Records about charts and figures:
++++

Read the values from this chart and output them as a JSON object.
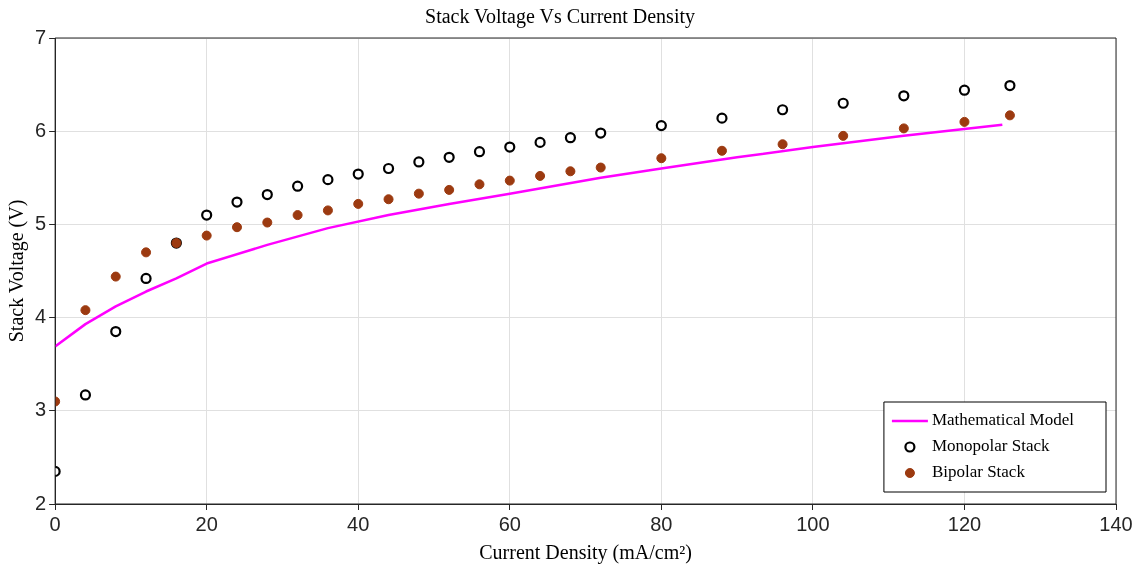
{
  "chart_data": {
    "type": "scatter",
    "title": "Stack Voltage Vs Current Density",
    "xlabel": "Current Density (mA/cm²)",
    "ylabel": "Stack Voltage (V)",
    "xlim": [
      0,
      140
    ],
    "xticks": [
      0,
      20,
      40,
      60,
      80,
      100,
      120,
      140
    ],
    "ylim": [
      2,
      7
    ],
    "yticks": [
      2,
      3,
      4,
      5,
      6,
      7
    ],
    "grid": true,
    "legend": "bottom right",
    "series": [
      {
        "name": "Mathematical Model",
        "type": "line",
        "color": "#ff00ff",
        "marker": "none",
        "line_style": "solid",
        "x": [
          0,
          4,
          8,
          12,
          16,
          20,
          28,
          36,
          44,
          52,
          60,
          72,
          80,
          90,
          100,
          112,
          125
        ],
        "values": [
          3.69,
          3.93,
          4.12,
          4.28,
          4.42,
          4.58,
          4.78,
          4.96,
          5.1,
          5.22,
          5.33,
          5.5,
          5.6,
          5.72,
          5.83,
          5.95,
          6.07
        ]
      },
      {
        "name": "Monopolar Stack",
        "color": "#000000",
        "marker": "circle",
        "x": [
          0,
          4,
          8,
          12,
          16,
          20,
          24,
          28,
          32,
          36,
          40,
          44,
          48,
          52,
          56,
          60,
          64,
          68,
          72,
          80,
          88,
          96,
          104,
          112,
          120,
          126
        ],
        "values": [
          2.35,
          3.17,
          3.85,
          4.42,
          4.8,
          5.1,
          5.24,
          5.32,
          5.41,
          5.48,
          5.54,
          5.6,
          5.67,
          5.72,
          5.78,
          5.83,
          5.88,
          5.93,
          5.98,
          6.06,
          6.14,
          6.23,
          6.3,
          6.38,
          6.44,
          6.49
        ]
      },
      {
        "name": "Bipolar Stack",
        "color": "#9c3a10",
        "marker": "circle",
        "x": [
          0,
          4,
          8,
          12,
          16,
          20,
          24,
          28,
          32,
          36,
          40,
          44,
          48,
          52,
          56,
          60,
          64,
          68,
          72,
          80,
          88,
          96,
          104,
          112,
          120,
          126
        ],
        "values": [
          3.1,
          4.08,
          4.44,
          4.7,
          4.8,
          4.88,
          4.97,
          5.02,
          5.1,
          5.15,
          5.22,
          5.27,
          5.33,
          5.37,
          5.43,
          5.47,
          5.52,
          5.57,
          5.61,
          5.71,
          5.79,
          5.86,
          5.95,
          6.03,
          6.1,
          6.17
        ]
      }
    ]
  }
}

++++

**WRITTEN EXERCISE:**
Copy the data character for character, but drop all pictures from the copy.

**FULL SOLUTION:**
Read the values from this chart and output them as a JSON object.
{
  "chart_data": {
    "type": "scatter",
    "title": "Stack Voltage Vs Current Density",
    "xlabel": "Current Density (mA/cm²)",
    "ylabel": "Stack Voltage (V)",
    "xlim": [
      0,
      140
    ],
    "xticks": [
      0,
      20,
      40,
      60,
      80,
      100,
      120,
      140
    ],
    "ylim": [
      2,
      7
    ],
    "yticks": [
      2,
      3,
      4,
      5,
      6,
      7
    ],
    "grid": true,
    "legend": "bottom right",
    "series": [
      {
        "name": "Mathematical Model",
        "type": "line",
        "color": "#ff00ff",
        "marker": "none",
        "line_style": "solid",
        "x": [
          0,
          4,
          8,
          12,
          16,
          20,
          28,
          36,
          44,
          52,
          60,
          72,
          80,
          90,
          100,
          112,
          125
        ],
        "values": [
          3.69,
          3.93,
          4.12,
          4.28,
          4.42,
          4.58,
          4.78,
          4.96,
          5.1,
          5.22,
          5.33,
          5.5,
          5.6,
          5.72,
          5.83,
          5.95,
          6.07
        ]
      },
      {
        "name": "Monopolar Stack",
        "color": "#000000",
        "marker": "circle",
        "x": [
          0,
          4,
          8,
          12,
          16,
          20,
          24,
          28,
          32,
          36,
          40,
          44,
          48,
          52,
          56,
          60,
          64,
          68,
          72,
          80,
          88,
          96,
          104,
          112,
          120,
          126
        ],
        "values": [
          2.35,
          3.17,
          3.85,
          4.42,
          4.8,
          5.1,
          5.24,
          5.32,
          5.41,
          5.48,
          5.54,
          5.6,
          5.67,
          5.72,
          5.78,
          5.83,
          5.88,
          5.93,
          5.98,
          6.06,
          6.14,
          6.23,
          6.3,
          6.38,
          6.44,
          6.49
        ]
      },
      {
        "name": "Bipolar Stack",
        "color": "#9c3a10",
        "marker": "circle",
        "x": [
          0,
          4,
          8,
          12,
          16,
          20,
          24,
          28,
          32,
          36,
          40,
          44,
          48,
          52,
          56,
          60,
          64,
          68,
          72,
          80,
          88,
          96,
          104,
          112,
          120,
          126
        ],
        "values": [
          3.1,
          4.08,
          4.44,
          4.7,
          4.8,
          4.88,
          4.97,
          5.02,
          5.1,
          5.15,
          5.22,
          5.27,
          5.33,
          5.37,
          5.43,
          5.47,
          5.52,
          5.57,
          5.61,
          5.71,
          5.79,
          5.86,
          5.95,
          6.03,
          6.1,
          6.17
        ]
      }
    ]
  }
}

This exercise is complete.